* [TUJUAN 1] Temukan setiap baris di bawah yang memuat kata "series", lalu salin baris tersebut. Huruf besar dan huruf kecil dibedakan.

* [TEKS YANG DIBERIKAN]
===============

Sedangkan, Ankersmit dalam bukunya Refleksi tentang Sejarah menjelaskan tentang adanya alasan yang membela subjektifisme dan objektifisme sejarah, yaitu:
- Alasan Subjektifisme
(a) Alasan Induksi
Penulisan sejarah selalu bersifat subjektif. Menurut G. Myrdal, bila telaah historis t1, t2, dan seterusnya bersifat subjektif, maka dengan cara induktif dapat disimpulkan bahwa telaah historis, baik masa silam, masa kini, dan masa depan, bersifat subjektif. Namun, Myrdal menegaskan bahwa sejarawan harus menyadari nilai-nilai dalam penulisannya agar dengan demikian ia dapat mengesampingkan pengaruh nilai-nilai itu dalam penulisannya.
Pendapat ini dilawan oleh Negel, yang mengatakan, bahwa justru nilai-nilai yang mewarnai pandangan seorang sejarawan, tidak disadarinya, lalu bagaimana mungkin mengesampingkannya? Sering kita berpendapat, bahwa pendapat kita mengenani sesuatu itu terbebas dari nilai, padahal justru nilai itu yang dipermasalahkan.

===============

* [TUJUAN 2] Tuliskan kembali bagian teks di atas tentang subjektifisme sejarah mulai dari "Sedangkan, Ankersmit dalam" sampai dengan "itu dalam penulisannya.", tanpa mengubah satu kata pun.

===============

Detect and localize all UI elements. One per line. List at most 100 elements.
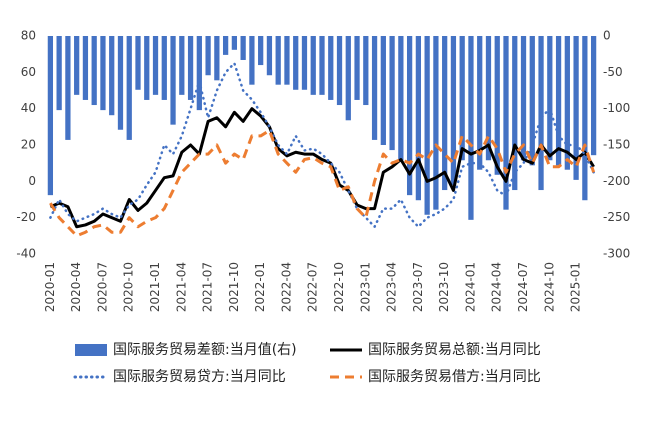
- legend-label: 国际服务贸易差额:当月值(右): [113, 342, 297, 358]
- y2-tick-label: -50: [603, 65, 623, 79]
- bar: [380, 36, 386, 145]
- bar: [109, 36, 115, 116]
- x-tick-label: 2022-01: [253, 262, 267, 312]
- bar: [196, 36, 202, 111]
- bar: [398, 36, 404, 161]
- x-tick-label: 2024-10: [542, 262, 556, 312]
- bar: [135, 36, 141, 90]
- bar: [179, 36, 185, 95]
- bar: [249, 36, 255, 85]
- bar: [389, 36, 395, 151]
- y2-tick-label: -250: [603, 210, 630, 224]
- x-tick-label: 2024-04: [490, 262, 504, 312]
- bar: [555, 36, 562, 166]
- bar: [564, 36, 570, 170]
- bar: [582, 36, 588, 201]
- bar: [590, 36, 597, 156]
- bar: [538, 36, 544, 191]
- bar: [459, 36, 465, 161]
- y-tick-label: 0: [28, 174, 36, 188]
- legend-label: 国际服务贸易总额:当月同比: [368, 342, 541, 358]
- bar: [503, 36, 509, 210]
- bar: [328, 36, 334, 100]
- bar: [275, 36, 281, 85]
- bar: [187, 36, 194, 100]
- x-tick-label: 2025-01: [569, 262, 583, 312]
- y2-tick-label: -100: [603, 101, 630, 115]
- bar: [91, 36, 97, 106]
- bar: [406, 36, 413, 196]
- x-tick-label: 2023-10: [437, 262, 451, 312]
- bar: [152, 36, 159, 95]
- bar: [258, 36, 264, 66]
- bar: [512, 36, 518, 191]
- x-tick-label: 2021-10: [227, 262, 241, 312]
- bar: [494, 36, 500, 175]
- bar: [468, 36, 474, 220]
- x-tick-label: 2022-10: [332, 262, 346, 312]
- bar: [144, 36, 150, 100]
- bar: [47, 36, 54, 196]
- bar: [161, 36, 167, 100]
- x-tick-label: 2020-10: [122, 262, 136, 312]
- bar: [450, 36, 457, 185]
- bar: [82, 36, 89, 100]
- bar: [293, 36, 299, 90]
- x-tick-label: 2021-07: [201, 262, 215, 312]
- bar: [231, 36, 238, 50]
- line-series: [49, 107, 595, 229]
- line-series: [49, 128, 596, 238]
- bar: [214, 36, 220, 81]
- bar: [301, 36, 308, 90]
- bar: [65, 36, 71, 140]
- y2-tick-label: -200: [603, 174, 630, 188]
- bar: [520, 36, 527, 161]
- y2-tick-label: 0: [603, 29, 611, 43]
- bar: [319, 36, 325, 95]
- bar: [100, 36, 106, 111]
- x-tick-label: 2020-01: [43, 262, 57, 312]
- bar: [371, 36, 378, 140]
- y-tick-label: 60: [21, 65, 36, 79]
- y2-tick-label: -150: [603, 138, 630, 152]
- bar: [354, 36, 360, 100]
- y2-tick-label: -300: [603, 247, 630, 261]
- x-tick-label: 2023-04: [385, 262, 399, 312]
- x-tick-label: 2023-07: [411, 262, 425, 312]
- bar: [547, 36, 553, 161]
- y-tick-label: 80: [21, 29, 36, 43]
- y-tick-label: 20: [21, 138, 36, 152]
- bar: [477, 36, 483, 170]
- x-tick-label: 2021-01: [148, 262, 162, 312]
- bar: [266, 36, 273, 76]
- bar: [74, 36, 80, 95]
- legend-label: 国际服务贸易贷方:当月同比: [113, 369, 286, 385]
- x-tick-label: 2020-04: [69, 262, 83, 312]
- bar: [240, 36, 246, 60]
- legend-label: 国际服务贸易借方:当月同比: [368, 369, 541, 385]
- bar: [117, 36, 124, 130]
- x-tick-label: 2024-07: [516, 262, 530, 312]
- bar: [485, 36, 492, 161]
- y-tick-label: 40: [21, 101, 36, 115]
- bar: [310, 36, 316, 95]
- bar: [442, 36, 448, 191]
- x-tick-label: 2021-04: [174, 262, 188, 312]
- bar: [336, 36, 343, 106]
- bar: [433, 36, 439, 210]
- bar: [56, 36, 62, 111]
- bar: [345, 36, 351, 121]
- x-tick-label: 2020-07: [95, 262, 109, 312]
- bar: [529, 36, 535, 166]
- bar: [284, 36, 290, 85]
- bar: [126, 36, 132, 140]
- y-tick-label: -20: [16, 210, 36, 224]
- bar: [222, 36, 229, 55]
- bar: [573, 36, 579, 180]
- y-tick-label: -40: [16, 247, 36, 261]
- legend-swatch: [75, 344, 107, 356]
- x-tick-label: 2024-01: [463, 262, 477, 312]
- x-tick-label: 2022-07: [306, 262, 320, 312]
- bar: [205, 36, 211, 76]
- bar: [363, 36, 369, 106]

===============

* [JAWABAN TERTULIS 1]
- line-series: [49, 107, 595, 229]
- line-series: [49, 128, 596, 238]

* [JAWABAN TERTULIS 2]
Sedangkan, Ankersmit dalam bukunya Refleksi tentang Sejarah menjelaskan tentang adanya alasan yang membela subjektifisme dan objektifisme sejarah, yaitu:
- Alasan Subjektifisme
(a) Alasan Induksi
Penulisan sejarah selalu bersifat subjektif. Menurut G. Myrdal, bila telaah historis t1, t2, dan seterusnya bersifat subjektif, maka dengan cara induktif dapat disimpulkan bahwa telaah historis, baik masa silam, masa kini, dan masa depan, bersifat subjektif. Namun, Myrdal menegaskan bahwa sejarawan harus menyadari nilai-nilai dalam penulisannya agar dengan demikian ia dapat mengesampingkan pengaruh nilai-nilai itu dalam penulisannya.